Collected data
"""

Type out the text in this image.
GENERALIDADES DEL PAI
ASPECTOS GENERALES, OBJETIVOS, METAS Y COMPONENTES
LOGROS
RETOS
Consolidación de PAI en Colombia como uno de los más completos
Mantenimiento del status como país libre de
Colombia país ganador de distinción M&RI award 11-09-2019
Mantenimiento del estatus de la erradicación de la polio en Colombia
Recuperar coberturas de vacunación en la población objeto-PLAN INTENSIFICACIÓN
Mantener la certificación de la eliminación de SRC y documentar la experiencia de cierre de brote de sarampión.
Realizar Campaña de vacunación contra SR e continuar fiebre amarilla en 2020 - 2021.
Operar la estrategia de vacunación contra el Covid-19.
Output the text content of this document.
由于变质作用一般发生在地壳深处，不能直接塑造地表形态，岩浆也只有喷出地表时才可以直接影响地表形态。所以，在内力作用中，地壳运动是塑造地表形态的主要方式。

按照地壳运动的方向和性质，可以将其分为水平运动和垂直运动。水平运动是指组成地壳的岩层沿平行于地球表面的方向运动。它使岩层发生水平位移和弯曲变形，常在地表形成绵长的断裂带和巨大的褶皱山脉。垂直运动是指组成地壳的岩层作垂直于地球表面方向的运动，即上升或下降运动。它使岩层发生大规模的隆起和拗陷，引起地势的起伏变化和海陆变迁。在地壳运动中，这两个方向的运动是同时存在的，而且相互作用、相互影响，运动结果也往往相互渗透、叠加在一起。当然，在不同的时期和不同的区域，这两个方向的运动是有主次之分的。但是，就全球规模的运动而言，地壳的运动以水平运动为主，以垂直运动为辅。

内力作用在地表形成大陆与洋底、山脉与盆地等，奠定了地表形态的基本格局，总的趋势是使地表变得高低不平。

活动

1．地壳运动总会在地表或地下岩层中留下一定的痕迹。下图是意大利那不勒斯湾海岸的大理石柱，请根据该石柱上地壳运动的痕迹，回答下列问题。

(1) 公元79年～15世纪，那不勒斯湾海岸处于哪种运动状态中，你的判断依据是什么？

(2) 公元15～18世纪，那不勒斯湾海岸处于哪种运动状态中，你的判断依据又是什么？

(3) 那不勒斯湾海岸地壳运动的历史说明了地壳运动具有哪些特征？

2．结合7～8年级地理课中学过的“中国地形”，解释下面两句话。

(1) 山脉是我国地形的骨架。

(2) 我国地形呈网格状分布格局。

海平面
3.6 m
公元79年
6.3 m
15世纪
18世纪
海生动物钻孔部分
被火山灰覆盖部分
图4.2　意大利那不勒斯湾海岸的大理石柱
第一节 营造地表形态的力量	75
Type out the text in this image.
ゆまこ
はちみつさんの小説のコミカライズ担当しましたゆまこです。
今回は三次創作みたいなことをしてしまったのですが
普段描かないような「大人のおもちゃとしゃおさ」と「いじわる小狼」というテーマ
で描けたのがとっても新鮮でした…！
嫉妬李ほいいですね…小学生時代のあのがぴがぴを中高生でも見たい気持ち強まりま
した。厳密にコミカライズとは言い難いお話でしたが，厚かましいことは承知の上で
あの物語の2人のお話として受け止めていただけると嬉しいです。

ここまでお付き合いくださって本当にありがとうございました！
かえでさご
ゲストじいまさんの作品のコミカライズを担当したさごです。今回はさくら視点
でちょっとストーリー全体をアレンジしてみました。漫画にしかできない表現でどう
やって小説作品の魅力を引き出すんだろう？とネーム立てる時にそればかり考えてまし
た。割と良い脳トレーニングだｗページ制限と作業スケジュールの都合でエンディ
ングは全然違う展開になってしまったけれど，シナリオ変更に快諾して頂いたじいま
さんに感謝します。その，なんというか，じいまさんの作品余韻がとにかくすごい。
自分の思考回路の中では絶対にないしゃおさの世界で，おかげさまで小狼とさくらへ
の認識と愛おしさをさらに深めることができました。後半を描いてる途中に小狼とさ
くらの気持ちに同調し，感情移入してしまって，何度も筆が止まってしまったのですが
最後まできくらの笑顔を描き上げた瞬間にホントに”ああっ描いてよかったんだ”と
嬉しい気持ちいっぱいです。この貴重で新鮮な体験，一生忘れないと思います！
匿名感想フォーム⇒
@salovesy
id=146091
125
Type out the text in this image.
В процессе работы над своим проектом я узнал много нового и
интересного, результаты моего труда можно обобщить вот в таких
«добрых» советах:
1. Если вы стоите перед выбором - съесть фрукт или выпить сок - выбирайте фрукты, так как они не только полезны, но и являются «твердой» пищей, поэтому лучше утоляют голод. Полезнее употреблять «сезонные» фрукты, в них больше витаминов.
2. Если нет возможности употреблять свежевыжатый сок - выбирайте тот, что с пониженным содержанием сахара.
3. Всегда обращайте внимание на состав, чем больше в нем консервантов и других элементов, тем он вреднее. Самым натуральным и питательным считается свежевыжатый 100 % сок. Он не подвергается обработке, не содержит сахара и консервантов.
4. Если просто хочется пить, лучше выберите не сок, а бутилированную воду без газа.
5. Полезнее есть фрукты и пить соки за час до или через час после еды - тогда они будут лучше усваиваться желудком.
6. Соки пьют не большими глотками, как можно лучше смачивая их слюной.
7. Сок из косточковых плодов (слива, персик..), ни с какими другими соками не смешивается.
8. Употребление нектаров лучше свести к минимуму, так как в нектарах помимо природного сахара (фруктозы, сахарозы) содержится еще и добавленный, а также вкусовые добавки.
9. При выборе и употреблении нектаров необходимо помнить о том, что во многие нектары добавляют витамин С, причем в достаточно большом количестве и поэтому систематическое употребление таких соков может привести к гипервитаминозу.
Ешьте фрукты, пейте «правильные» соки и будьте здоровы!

"""

**Instructions for the task:** From the records above, extract every entry exactly as given.

**The answer:**
Type out the text in this image.
GENERALIDADES DEL PAI
ASPECTOS GENERALES, OBJETIVOS, METAS Y COMPONENTES
LOGROS
RETOS
Consolidación de PAI en Colombia como uno de los más completos
Mantenimiento del status como país libre de
Colombia país ganador de distinción M&RI award 11-09-2019
Mantenimiento del estatus de la erradicación de la polio en Colombia
Recuperar coberturas de vacunación en la población objeto-PLAN INTENSIFICACIÓN
Mantener la certificación de la eliminación de SRC y documentar la experiencia de cierre de brote de sarampión.
Realizar Campaña de vacunación contra SR e continuar fiebre amarilla en 2020 - 2021.
Operar la estrategia de vacunación contra el Covid-19.
Output the text content of this document.
由于变质作用一般发生在地壳深处，不能直接塑造地表形态，岩浆也只有喷出地表时才可以直接影响地表形态。所以，在内力作用中，地壳运动是塑造地表形态的主要方式。

按照地壳运动的方向和性质，可以将其分为水平运动和垂直运动。水平运动是指组成地壳的岩层沿平行于地球表面的方向运动。它使岩层发生水平位移和弯曲变形，常在地表形成绵长的断裂带和巨大的褶皱山脉。垂直运动是指组成地壳的岩层作垂直于地球表面方向的运动，即上升或下降运动。它使岩层发生大规模的隆起和拗陷，引起地势的起伏变化和海陆变迁。在地壳运动中，这两个方向的运动是同时存在的，而且相互作用、相互影响，运动结果也往往相互渗透、叠加在一起。当然，在不同的时期和不同的区域，这两个方向的运动是有主次之分的。但是，就全球规模的运动而言，地壳的运动以水平运动为主，以垂直运动为辅。

内力作用在地表形成大陆与洋底、山脉与盆地等，奠定了地表形态的基本格局，总的趋势是使地表变得高低不平。

活动

1．地壳运动总会在地表或地下岩层中留下一定的痕迹。下图是意大利那不勒斯湾海岸的大理石柱，请根据该石柱上地壳运动的痕迹，回答下列问题。

(1) 公元79年～15世纪，那不勒斯湾海岸处于哪种运动状态中，你的判断依据是什么？

(2) 公元15～18世纪，那不勒斯湾海岸处于哪种运动状态中，你的判断依据又是什么？

(3) 那不勒斯湾海岸地壳运动的历史说明了地壳运动具有哪些特征？

2．结合7～8年级地理课中学过的“中国地形”，解释下面两句话。

(1) 山脉是我国地形的骨架。

(2) 我国地形呈网格状分布格局。

海平面
3.6 m
公元79年
6.3 m
15世纪
18世纪
海生动物钻孔部分
被火山灰覆盖部分
图4.2　意大利那不勒斯湾海岸的大理石柱
第一节 营造地表形态的力量	75
Type out the text in this image.
ゆまこ
はちみつさんの小説のコミカライズ担当しましたゆまこです。
今回は三次創作みたいなことをしてしまったのですが
普段描かないような「大人のおもちゃとしゃおさ」と「いじわる小狼」というテーマ
で描けたのがとっても新鮮でした…！
嫉妬李ほいいですね…小学生時代のあのがぴがぴを中高生でも見たい気持ち強まりま
した。厳密にコミカライズとは言い難いお話でしたが，厚かましいことは承知の上で
あの物語の2人のお話として受け止めていただけると嬉しいです。

ここまでお付き合いくださって本当にありがとうございました！
かえでさご
ゲストじいまさんの作品のコミカライズを担当したさごです。今回はさくら視点
でちょっとストーリー全体をアレンジしてみました。漫画にしかできない表現でどう
やって小説作品の魅力を引き出すんだろう？とネーム立てる時にそればかり考えてまし
た。割と良い脳トレーニングだｗページ制限と作業スケジュールの都合でエンディ
ングは全然違う展開になってしまったけれど，シナリオ変更に快諾して頂いたじいま
さんに感謝します。その，なんというか，じいまさんの作品余韻がとにかくすごい。
自分の思考回路の中では絶対にないしゃおさの世界で，おかげさまで小狼とさくらへ
の認識と愛おしさをさらに深めることができました。後半を描いてる途中に小狼とさ
くらの気持ちに同調し，感情移入してしまって，何度も筆が止まってしまったのですが
最後まできくらの笑顔を描き上げた瞬間にホントに”ああっ描いてよかったんだ”と
嬉しい気持ちいっぱいです。この貴重で新鮮な体験，一生忘れないと思います！
匿名感想フォーム⇒
@salovesy
id=146091
125
Type out the text in this image.
В процессе работы над своим проектом я узнал много нового и
интересного, результаты моего труда можно обобщить вот в таких
«добрых» советах:
1. Если вы стоите перед выбором - съесть фрукт или выпить сок - выбирайте фрукты, так как они не только полезны, но и являются «твердой» пищей, поэтому лучше утоляют голод. Полезнее употреблять «сезонные» фрукты, в них больше витаминов.
2. Если нет возможности употреблять свежевыжатый сок - выбирайте тот, что с пониженным содержанием сахара.
3. Всегда обращайте внимание на состав, чем больше в нем консервантов и других элементов, тем он вреднее. Самым натуральным и питательным считается свежевыжатый 100 % сок. Он не подвергается обработке, не содержит сахара и консервантов.
4. Если просто хочется пить, лучше выберите не сок, а бутилированную воду без газа.
5. Полезнее есть фрукты и пить соки за час до или через час после еды - тогда они будут лучше усваиваться желудком.
6. Соки пьют не большими глотками, как можно лучше смачивая их слюной.
7. Сок из косточковых плодов (слива, персик..), ни с какими другими соками не смешивается.
8. Употребление нектаров лучше свести к минимуму, так как в нектарах помимо природного сахара (фруктозы, сахарозы) содержится еще и добавленный, а также вкусовые добавки.
9. При выборе и употреблении нектаров необходимо помнить о том, что во многие нектары добавляют витамин С, причем в достаточно большом количестве и поэтому систематическое употребление таких соков может привести к гипервитаминозу.
Ешьте фрукты, пейте «правильные» соки и будьте здоровы!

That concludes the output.